WHAT IS EXPECTED — Please restate each entry below, word for word.

----- DATA FOR THIS TASK

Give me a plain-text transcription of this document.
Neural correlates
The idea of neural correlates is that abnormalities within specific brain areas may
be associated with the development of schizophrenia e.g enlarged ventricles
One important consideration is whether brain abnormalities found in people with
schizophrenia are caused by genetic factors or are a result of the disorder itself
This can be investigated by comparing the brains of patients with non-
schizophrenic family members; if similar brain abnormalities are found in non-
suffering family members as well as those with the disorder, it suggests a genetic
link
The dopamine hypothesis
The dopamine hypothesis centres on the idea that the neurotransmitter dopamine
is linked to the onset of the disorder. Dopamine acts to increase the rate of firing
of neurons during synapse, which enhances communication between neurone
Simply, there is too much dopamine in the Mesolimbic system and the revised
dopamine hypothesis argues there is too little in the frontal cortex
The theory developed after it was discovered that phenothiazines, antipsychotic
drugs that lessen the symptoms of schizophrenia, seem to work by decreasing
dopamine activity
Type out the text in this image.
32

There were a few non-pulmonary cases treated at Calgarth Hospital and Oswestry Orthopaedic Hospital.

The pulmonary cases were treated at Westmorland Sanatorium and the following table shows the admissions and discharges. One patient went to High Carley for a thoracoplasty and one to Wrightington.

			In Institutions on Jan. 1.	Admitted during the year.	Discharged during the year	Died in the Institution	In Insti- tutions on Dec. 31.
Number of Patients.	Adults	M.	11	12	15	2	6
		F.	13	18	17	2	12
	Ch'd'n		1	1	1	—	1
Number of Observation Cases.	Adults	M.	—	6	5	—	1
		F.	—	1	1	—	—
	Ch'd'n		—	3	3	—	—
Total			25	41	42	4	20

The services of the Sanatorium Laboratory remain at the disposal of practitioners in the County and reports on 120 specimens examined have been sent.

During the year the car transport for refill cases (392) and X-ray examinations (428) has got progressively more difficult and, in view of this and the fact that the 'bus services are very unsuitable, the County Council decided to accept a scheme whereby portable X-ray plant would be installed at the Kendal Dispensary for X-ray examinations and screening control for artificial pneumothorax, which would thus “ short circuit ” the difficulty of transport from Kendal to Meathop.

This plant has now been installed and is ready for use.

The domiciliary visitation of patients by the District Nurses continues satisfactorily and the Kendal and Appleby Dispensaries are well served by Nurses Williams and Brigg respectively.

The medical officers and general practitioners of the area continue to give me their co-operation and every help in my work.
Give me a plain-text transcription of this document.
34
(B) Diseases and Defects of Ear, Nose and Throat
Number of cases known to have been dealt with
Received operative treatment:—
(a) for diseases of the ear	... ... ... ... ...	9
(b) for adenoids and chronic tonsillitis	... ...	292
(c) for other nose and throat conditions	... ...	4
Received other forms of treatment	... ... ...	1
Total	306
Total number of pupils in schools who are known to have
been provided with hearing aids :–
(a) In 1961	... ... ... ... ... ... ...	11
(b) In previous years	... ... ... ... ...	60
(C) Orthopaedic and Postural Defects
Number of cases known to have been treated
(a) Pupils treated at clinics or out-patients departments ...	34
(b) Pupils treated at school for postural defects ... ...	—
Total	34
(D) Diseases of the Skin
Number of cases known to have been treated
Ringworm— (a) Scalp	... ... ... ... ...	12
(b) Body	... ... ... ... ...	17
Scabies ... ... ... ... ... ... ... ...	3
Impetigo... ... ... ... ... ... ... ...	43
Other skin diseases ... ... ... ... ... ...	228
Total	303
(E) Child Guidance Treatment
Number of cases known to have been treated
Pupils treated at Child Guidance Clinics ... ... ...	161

----------

RESPONSE AREA —
Give me a plain-text transcription of this document.
Neural correlates
The idea of neural correlates is that abnormalities within specific brain areas may
be associated with the development of schizophrenia e.g enlarged ventricles
One important consideration is whether brain abnormalities found in people with
schizophrenia are caused by genetic factors or are a result of the disorder itself
This can be investigated by comparing the brains of patients with non-
schizophrenic family members; if similar brain abnormalities are found in non-
suffering family members as well as those with the disorder, it suggests a genetic
link
The dopamine hypothesis
The dopamine hypothesis centres on the idea that the neurotransmitter dopamine
is linked to the onset of the disorder. Dopamine acts to increase the rate of firing
of neurons during synapse, which enhances communication between neurone
Simply, there is too much dopamine in the Mesolimbic system and the revised
dopamine hypothesis argues there is too little in the frontal cortex
The theory developed after it was discovered that phenothiazines, antipsychotic
drugs that lessen the symptoms of schizophrenia, seem to work by decreasing
dopamine activity
Type out the text in this image.
32

There were a few non-pulmonary cases treated at Calgarth Hospital and Oswestry Orthopaedic Hospital.

The pulmonary cases were treated at Westmorland Sanatorium and the following table shows the admissions and discharges. One patient went to High Carley for a thoracoplasty and one to Wrightington.

			In Institutions on Jan. 1.	Admitted during the year.	Discharged during the year	Died in the Institution	In Insti- tutions on Dec. 31.
Number of Patients.	Adults	M.	11	12	15	2	6
		F.	13	18	17	2	12
	Ch'd'n		1	1	1	—	1
Number of Observation Cases.	Adults	M.	—	6	5	—	1
		F.	—	1	1	—	—
	Ch'd'n		—	3	3	—	—
Total			25	41	42	4	20

The services of the Sanatorium Laboratory remain at the disposal of practitioners in the County and reports on 120 specimens examined have been sent.

During the year the car transport for refill cases (392) and X-ray examinations (428) has got progressively more difficult and, in view of this and the fact that the 'bus services are very unsuitable, the County Council decided to accept a scheme whereby portable X-ray plant would be installed at the Kendal Dispensary for X-ray examinations and screening control for artificial pneumothorax, which would thus “ short circuit ” the difficulty of transport from Kendal to Meathop.

This plant has now been installed and is ready for use.

The domiciliary visitation of patients by the District Nurses continues satisfactorily and the Kendal and Appleby Dispensaries are well served by Nurses Williams and Brigg respectively.

The medical officers and general practitioners of the area continue to give me their co-operation and every help in my work.
Give me a plain-text transcription of this document.
34
(B) Diseases and Defects of Ear, Nose and Throat
Number of cases known to have been dealt with
Received operative treatment:—
(a) for diseases of the ear	... ... ... ... ...	9
(b) for adenoids and chronic tonsillitis	... ...	292
(c) for other nose and throat conditions	... ...	4
Received other forms of treatment	... ... ...	1
Total	306
Total number of pupils in schools who are known to have
been provided with hearing aids :–
(a) In 1961	... ... ... ... ... ... ...	11
(b) In previous years	... ... ... ... ...	60
(C) Orthopaedic and Postural Defects
Number of cases known to have been treated
(a) Pupils treated at clinics or out-patients departments ...	34
(b) Pupils treated at school for postural defects ... ...	—
Total	34
(D) Diseases of the Skin
Number of cases known to have been treated
Ringworm— (a) Scalp	... ... ... ... ...	12
(b) Body	... ... ... ... ...	17
Scabies ... ... ... ... ... ... ... ...	3
Impetigo... ... ... ... ... ... ... ...	43
Other skin diseases ... ... ... ... ... ...	228
Total	303
(E) Child Guidance Treatment
Number of cases known to have been treated
Pupils treated at Child Guidance Clinics ... ... ...	161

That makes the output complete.